§ **Aim of the exercise**: What is the number of lines containing the string "text"? Answer with the number only.

§ **Records provided**:
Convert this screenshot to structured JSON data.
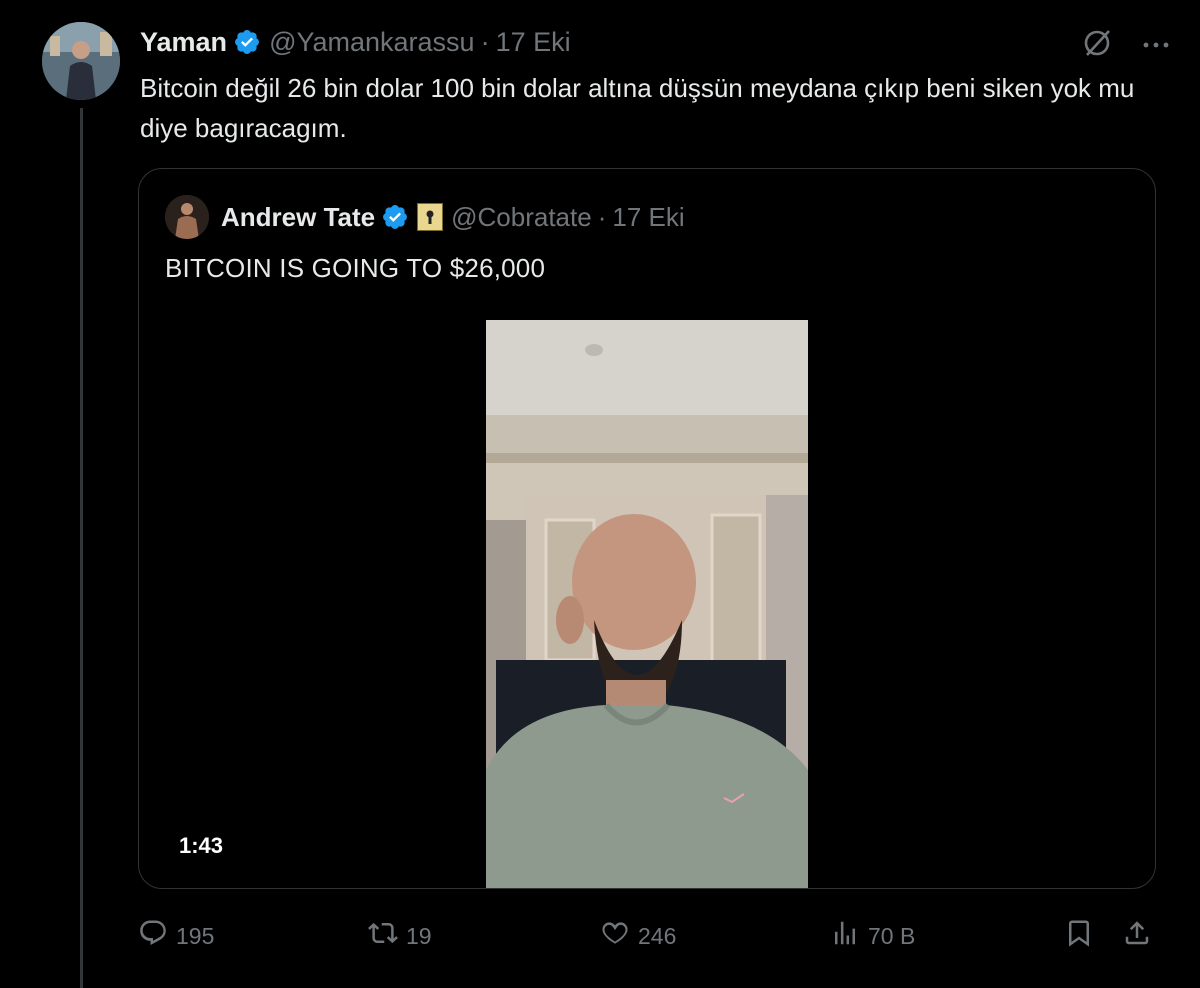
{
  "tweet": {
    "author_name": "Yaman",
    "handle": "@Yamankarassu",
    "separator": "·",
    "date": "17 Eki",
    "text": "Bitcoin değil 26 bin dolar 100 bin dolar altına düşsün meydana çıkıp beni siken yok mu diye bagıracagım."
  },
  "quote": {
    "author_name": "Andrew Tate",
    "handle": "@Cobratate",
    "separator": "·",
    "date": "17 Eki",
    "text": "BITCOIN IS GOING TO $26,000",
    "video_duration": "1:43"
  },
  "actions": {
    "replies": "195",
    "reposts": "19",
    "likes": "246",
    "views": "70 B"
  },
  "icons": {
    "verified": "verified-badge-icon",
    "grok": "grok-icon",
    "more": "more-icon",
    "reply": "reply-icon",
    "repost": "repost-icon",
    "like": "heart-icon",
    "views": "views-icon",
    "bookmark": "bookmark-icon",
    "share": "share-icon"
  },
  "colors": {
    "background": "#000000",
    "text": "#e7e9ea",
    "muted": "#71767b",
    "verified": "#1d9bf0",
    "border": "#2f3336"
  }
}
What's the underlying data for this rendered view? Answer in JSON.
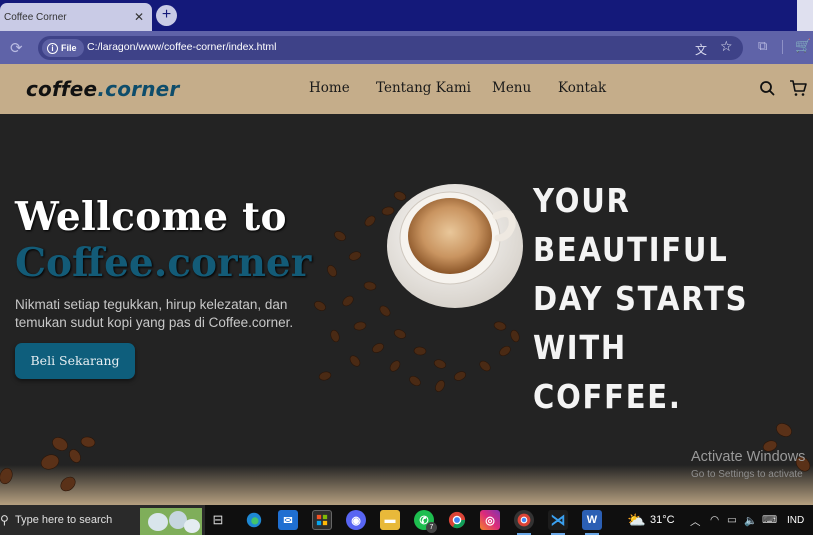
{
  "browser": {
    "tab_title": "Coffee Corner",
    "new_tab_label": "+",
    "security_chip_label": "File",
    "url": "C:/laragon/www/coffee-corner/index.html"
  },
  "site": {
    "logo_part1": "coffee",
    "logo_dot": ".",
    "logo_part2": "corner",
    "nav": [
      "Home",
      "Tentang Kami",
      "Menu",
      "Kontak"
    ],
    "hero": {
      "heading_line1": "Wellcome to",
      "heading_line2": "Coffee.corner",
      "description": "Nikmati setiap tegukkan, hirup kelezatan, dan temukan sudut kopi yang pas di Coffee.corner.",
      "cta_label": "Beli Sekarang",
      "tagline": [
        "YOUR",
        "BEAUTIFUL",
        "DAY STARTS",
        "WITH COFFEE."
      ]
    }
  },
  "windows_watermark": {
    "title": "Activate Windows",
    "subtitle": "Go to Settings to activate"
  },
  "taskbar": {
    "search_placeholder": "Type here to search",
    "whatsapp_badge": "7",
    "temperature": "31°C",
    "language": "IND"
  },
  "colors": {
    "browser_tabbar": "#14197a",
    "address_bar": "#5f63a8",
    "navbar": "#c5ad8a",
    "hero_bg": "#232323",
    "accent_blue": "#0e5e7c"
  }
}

§ **Worked answer**: 3